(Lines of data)
┄┄┄┄┄┄┄┄┄┄┄┄┄┄┄┄┄┄┄┄

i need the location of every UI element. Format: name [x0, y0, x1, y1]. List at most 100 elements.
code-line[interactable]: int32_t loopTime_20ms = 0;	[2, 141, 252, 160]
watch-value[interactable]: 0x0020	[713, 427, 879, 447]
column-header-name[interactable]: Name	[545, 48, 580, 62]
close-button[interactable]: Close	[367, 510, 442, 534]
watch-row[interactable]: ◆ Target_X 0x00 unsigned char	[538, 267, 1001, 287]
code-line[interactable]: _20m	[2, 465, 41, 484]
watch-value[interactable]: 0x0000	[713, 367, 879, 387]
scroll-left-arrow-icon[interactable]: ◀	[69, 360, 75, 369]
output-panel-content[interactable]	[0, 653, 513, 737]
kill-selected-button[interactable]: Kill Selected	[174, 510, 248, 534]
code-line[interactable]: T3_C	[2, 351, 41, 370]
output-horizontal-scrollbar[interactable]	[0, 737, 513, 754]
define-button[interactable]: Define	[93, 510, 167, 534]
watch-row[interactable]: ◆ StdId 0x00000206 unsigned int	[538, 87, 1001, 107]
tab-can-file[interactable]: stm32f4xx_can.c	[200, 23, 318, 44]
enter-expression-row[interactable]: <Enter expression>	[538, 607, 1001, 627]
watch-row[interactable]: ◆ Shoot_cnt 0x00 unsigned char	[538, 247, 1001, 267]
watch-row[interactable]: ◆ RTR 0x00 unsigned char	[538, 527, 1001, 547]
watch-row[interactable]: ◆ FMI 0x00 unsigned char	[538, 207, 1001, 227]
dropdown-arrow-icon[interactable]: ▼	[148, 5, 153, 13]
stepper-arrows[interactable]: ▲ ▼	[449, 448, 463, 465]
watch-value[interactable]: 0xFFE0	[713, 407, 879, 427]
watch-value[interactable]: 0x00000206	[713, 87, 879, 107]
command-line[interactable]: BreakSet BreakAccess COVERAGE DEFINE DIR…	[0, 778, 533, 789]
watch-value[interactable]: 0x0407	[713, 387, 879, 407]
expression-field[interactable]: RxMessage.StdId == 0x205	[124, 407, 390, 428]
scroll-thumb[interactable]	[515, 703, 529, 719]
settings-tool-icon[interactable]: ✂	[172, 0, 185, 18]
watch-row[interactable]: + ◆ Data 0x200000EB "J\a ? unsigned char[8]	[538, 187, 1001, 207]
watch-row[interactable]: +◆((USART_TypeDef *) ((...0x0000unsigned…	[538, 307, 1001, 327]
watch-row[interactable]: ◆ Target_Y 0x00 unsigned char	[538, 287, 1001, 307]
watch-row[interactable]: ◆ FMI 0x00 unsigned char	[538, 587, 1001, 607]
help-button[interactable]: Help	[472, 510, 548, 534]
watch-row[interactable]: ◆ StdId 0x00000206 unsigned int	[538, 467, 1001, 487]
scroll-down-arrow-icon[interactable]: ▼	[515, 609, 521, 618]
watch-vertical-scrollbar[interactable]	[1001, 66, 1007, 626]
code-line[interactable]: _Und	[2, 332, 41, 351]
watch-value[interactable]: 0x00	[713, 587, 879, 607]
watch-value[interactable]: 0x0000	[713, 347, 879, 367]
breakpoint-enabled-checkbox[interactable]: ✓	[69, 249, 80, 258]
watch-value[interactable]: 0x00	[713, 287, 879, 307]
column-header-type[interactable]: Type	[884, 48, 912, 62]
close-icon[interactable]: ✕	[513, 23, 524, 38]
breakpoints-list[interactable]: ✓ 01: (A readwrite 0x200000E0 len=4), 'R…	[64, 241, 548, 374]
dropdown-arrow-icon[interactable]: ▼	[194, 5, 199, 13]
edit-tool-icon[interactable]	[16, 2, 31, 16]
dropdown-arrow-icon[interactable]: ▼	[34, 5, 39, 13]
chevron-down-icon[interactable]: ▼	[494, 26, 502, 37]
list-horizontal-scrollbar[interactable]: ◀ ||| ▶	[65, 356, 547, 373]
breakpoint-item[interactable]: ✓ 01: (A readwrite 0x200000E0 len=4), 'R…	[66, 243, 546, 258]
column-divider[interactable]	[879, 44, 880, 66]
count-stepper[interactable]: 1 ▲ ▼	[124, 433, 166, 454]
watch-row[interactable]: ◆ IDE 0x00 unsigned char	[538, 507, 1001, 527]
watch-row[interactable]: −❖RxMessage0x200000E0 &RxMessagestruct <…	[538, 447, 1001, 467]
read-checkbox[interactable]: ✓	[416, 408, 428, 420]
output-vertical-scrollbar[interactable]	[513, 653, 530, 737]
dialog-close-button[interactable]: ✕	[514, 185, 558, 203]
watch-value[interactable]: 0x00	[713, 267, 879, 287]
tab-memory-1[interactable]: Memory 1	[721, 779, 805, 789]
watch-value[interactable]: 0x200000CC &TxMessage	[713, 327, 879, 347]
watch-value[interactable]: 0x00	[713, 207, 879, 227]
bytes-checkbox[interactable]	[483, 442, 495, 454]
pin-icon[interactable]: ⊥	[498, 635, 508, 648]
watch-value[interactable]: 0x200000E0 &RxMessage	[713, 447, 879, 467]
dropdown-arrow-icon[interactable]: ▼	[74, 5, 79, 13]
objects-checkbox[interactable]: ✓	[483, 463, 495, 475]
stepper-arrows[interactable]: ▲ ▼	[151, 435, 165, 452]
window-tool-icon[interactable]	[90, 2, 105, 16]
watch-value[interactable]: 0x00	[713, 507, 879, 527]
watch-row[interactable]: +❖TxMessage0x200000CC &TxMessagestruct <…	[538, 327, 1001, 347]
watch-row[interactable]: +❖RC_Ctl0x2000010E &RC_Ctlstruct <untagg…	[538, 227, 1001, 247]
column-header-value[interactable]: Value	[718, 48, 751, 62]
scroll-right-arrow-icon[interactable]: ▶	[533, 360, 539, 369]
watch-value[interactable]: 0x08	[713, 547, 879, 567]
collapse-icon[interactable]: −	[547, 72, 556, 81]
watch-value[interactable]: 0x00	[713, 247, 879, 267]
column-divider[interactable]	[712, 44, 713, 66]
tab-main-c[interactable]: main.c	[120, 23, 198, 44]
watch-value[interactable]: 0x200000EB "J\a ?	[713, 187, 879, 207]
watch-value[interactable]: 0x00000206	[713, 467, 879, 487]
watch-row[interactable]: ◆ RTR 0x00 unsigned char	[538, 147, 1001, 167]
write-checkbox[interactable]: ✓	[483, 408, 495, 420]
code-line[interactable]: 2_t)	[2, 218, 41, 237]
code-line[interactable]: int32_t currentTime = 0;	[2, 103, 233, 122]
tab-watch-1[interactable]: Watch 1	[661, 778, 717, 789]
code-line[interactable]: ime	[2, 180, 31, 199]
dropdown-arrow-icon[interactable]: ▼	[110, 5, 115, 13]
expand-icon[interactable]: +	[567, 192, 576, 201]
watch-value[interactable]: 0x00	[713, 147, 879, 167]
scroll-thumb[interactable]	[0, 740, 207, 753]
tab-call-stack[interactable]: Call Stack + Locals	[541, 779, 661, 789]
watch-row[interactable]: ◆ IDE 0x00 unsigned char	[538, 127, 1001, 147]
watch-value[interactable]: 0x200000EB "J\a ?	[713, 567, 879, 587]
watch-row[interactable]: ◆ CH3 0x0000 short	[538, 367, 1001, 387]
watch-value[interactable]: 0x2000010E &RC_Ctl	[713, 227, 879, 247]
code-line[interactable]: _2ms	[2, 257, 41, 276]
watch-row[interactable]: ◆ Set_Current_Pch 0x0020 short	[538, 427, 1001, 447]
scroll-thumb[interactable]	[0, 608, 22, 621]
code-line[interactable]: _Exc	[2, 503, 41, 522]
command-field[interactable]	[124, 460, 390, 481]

┄┄┄┄┄┄┄┄┄┄┄┄┄┄┄┄┄┄┄┄

→ Exercise: Rewrite the material above, changing every "watch-row" to "watch-entry" and leaving everything else untouched.

→ Full response:
i need the location of every UI element. Format: name [x0, y0, x1, y1]. List at most 100 elements.
code-line[interactable]: int32_t loopTime_20ms = 0;	[2, 141, 252, 160]
watch-value[interactable]: 0x0020	[713, 427, 879, 447]
column-header-name[interactable]: Name	[545, 48, 580, 62]
close-button[interactable]: Close	[367, 510, 442, 534]
watch-entry[interactable]: ◆ Target_X 0x00 unsigned char	[538, 267, 1001, 287]
code-line[interactable]: _20m	[2, 465, 41, 484]
watch-value[interactable]: 0x0000	[713, 367, 879, 387]
scroll-left-arrow-icon[interactable]: ◀	[69, 360, 75, 369]
output-panel-content[interactable]	[0, 653, 513, 737]
kill-selected-button[interactable]: Kill Selected	[174, 510, 248, 534]
code-line[interactable]: T3_C	[2, 351, 41, 370]
output-horizontal-scrollbar[interactable]	[0, 737, 513, 754]
define-button[interactable]: Define	[93, 510, 167, 534]
watch-entry[interactable]: ◆ StdId 0x00000206 unsigned int	[538, 87, 1001, 107]
tab-can-file[interactable]: stm32f4xx_can.c	[200, 23, 318, 44]
enter-expression-row[interactable]: <Enter expression>	[538, 607, 1001, 627]
watch-entry[interactable]: ◆ Shoot_cnt 0x00 unsigned char	[538, 247, 1001, 267]
watch-entry[interactable]: ◆ RTR 0x00 unsigned char	[538, 527, 1001, 547]
watch-entry[interactable]: ◆ FMI 0x00 unsigned char	[538, 207, 1001, 227]
dropdown-arrow-icon[interactable]: ▼	[148, 5, 153, 13]
stepper-arrows[interactable]: ▲ ▼	[449, 448, 463, 465]
watch-value[interactable]: 0xFFE0	[713, 407, 879, 427]
watch-value[interactable]: 0x00000206	[713, 87, 879, 107]
command-line[interactable]: BreakSet BreakAccess COVERAGE DEFINE DIR…	[0, 778, 533, 789]
watch-value[interactable]: 0x0407	[713, 387, 879, 407]
expression-field[interactable]: RxMessage.StdId == 0x205	[124, 407, 390, 428]
scroll-thumb[interactable]	[515, 703, 529, 719]
settings-tool-icon[interactable]: ✂	[172, 0, 185, 18]
watch-entry[interactable]: + ◆ Data 0x200000EB "J\a ? unsigned char[8]	[538, 187, 1001, 207]
watch-entry[interactable]: +◆((USART_TypeDef *) ((...0x0000unsigned…	[538, 307, 1001, 327]
watch-entry[interactable]: ◆ Target_Y 0x00 unsigned char	[538, 287, 1001, 307]
watch-entry[interactable]: ◆ FMI 0x00 unsigned char	[538, 587, 1001, 607]
help-button[interactable]: Help	[472, 510, 548, 534]
watch-entry[interactable]: ◆ StdId 0x00000206 unsigned int	[538, 467, 1001, 487]
scroll-down-arrow-icon[interactable]: ▼	[515, 609, 521, 618]
watch-vertical-scrollbar[interactable]	[1001, 66, 1007, 626]
code-line[interactable]: _Und	[2, 332, 41, 351]
watch-value[interactable]: 0x00	[713, 587, 879, 607]
watch-value[interactable]: 0x0000	[713, 347, 879, 367]
breakpoint-enabled-checkbox[interactable]: ✓	[69, 249, 80, 258]
watch-value[interactable]: 0x00	[713, 287, 879, 307]
column-header-type[interactable]: Type	[884, 48, 912, 62]
close-icon[interactable]: ✕	[513, 23, 524, 38]
breakpoints-list[interactable]: ✓ 01: (A readwrite 0x200000E0 len=4), 'R…	[64, 241, 548, 374]
dropdown-arrow-icon[interactable]: ▼	[194, 5, 199, 13]
edit-tool-icon[interactable]	[16, 2, 31, 16]
dropdown-arrow-icon[interactable]: ▼	[34, 5, 39, 13]
chevron-down-icon[interactable]: ▼	[494, 26, 502, 37]
list-horizontal-scrollbar[interactable]: ◀ ||| ▶	[65, 356, 547, 373]
breakpoint-item[interactable]: ✓ 01: (A readwrite 0x200000E0 len=4), 'R…	[66, 243, 546, 258]
column-divider[interactable]	[879, 44, 880, 66]
count-stepper[interactable]: 1 ▲ ▼	[124, 433, 166, 454]
watch-entry[interactable]: ◆ IDE 0x00 unsigned char	[538, 507, 1001, 527]
watch-entry[interactable]: −❖RxMessage0x200000E0 &RxMessagestruct <…	[538, 447, 1001, 467]
read-checkbox[interactable]: ✓	[416, 408, 428, 420]
output-vertical-scrollbar[interactable]	[513, 653, 530, 737]
dialog-close-button[interactable]: ✕	[514, 185, 558, 203]
watch-value[interactable]: 0x00	[713, 267, 879, 287]
tab-memory-1[interactable]: Memory 1	[721, 779, 805, 789]
watch-value[interactable]: 0x200000CC &TxMessage	[713, 327, 879, 347]
watch-value[interactable]: 0x00	[713, 207, 879, 227]
bytes-checkbox[interactable]	[483, 442, 495, 454]
pin-icon[interactable]: ⊥	[498, 635, 508, 648]
watch-value[interactable]: 0x200000E0 &RxMessage	[713, 447, 879, 467]
dropdown-arrow-icon[interactable]: ▼	[74, 5, 79, 13]
objects-checkbox[interactable]: ✓	[483, 463, 495, 475]
stepper-arrows[interactable]: ▲ ▼	[151, 435, 165, 452]
window-tool-icon[interactable]	[90, 2, 105, 16]
watch-value[interactable]: 0x00	[713, 507, 879, 527]
watch-entry[interactable]: +❖TxMessage0x200000CC &TxMessagestruct <…	[538, 327, 1001, 347]
watch-entry[interactable]: +❖RC_Ctl0x2000010E &RC_Ctlstruct <untagg…	[538, 227, 1001, 247]
column-header-value[interactable]: Value	[718, 48, 751, 62]
scroll-right-arrow-icon[interactable]: ▶	[533, 360, 539, 369]
watch-value[interactable]: 0x08	[713, 547, 879, 567]
collapse-icon[interactable]: −	[547, 72, 556, 81]
watch-value[interactable]: 0x00	[713, 247, 879, 267]
column-divider[interactable]	[712, 44, 713, 66]
tab-main-c[interactable]: main.c	[120, 23, 198, 44]
watch-value[interactable]: 0x200000EB "J\a ?	[713, 187, 879, 207]
watch-value[interactable]: 0x00000206	[713, 467, 879, 487]
watch-entry[interactable]: ◆ RTR 0x00 unsigned char	[538, 147, 1001, 167]
write-checkbox[interactable]: ✓	[483, 408, 495, 420]
code-line[interactable]: 2_t)	[2, 218, 41, 237]
code-line[interactable]: int32_t currentTime = 0;	[2, 103, 233, 122]
tab-watch-1[interactable]: Watch 1	[661, 778, 717, 789]
code-line[interactable]: ime	[2, 180, 31, 199]
dropdown-arrow-icon[interactable]: ▼	[110, 5, 115, 13]
expand-icon[interactable]: +	[567, 192, 576, 201]
watch-value[interactable]: 0x00	[713, 147, 879, 167]
scroll-thumb[interactable]	[0, 740, 207, 753]
tab-call-stack[interactable]: Call Stack + Locals	[541, 779, 661, 789]
watch-entry[interactable]: ◆ IDE 0x00 unsigned char	[538, 127, 1001, 147]
watch-value[interactable]: 0x200000EB "J\a ?	[713, 567, 879, 587]
watch-entry[interactable]: ◆ CH3 0x0000 short	[538, 367, 1001, 387]
watch-value[interactable]: 0x2000010E &RC_Ctl	[713, 227, 879, 247]
code-line[interactable]: _2ms	[2, 257, 41, 276]
watch-entry[interactable]: ◆ Set_Current_Pch 0x0020 short	[538, 427, 1001, 447]
scroll-thumb[interactable]	[0, 608, 22, 621]
code-line[interactable]: _Exc	[2, 503, 41, 522]
command-field[interactable]	[124, 460, 390, 481]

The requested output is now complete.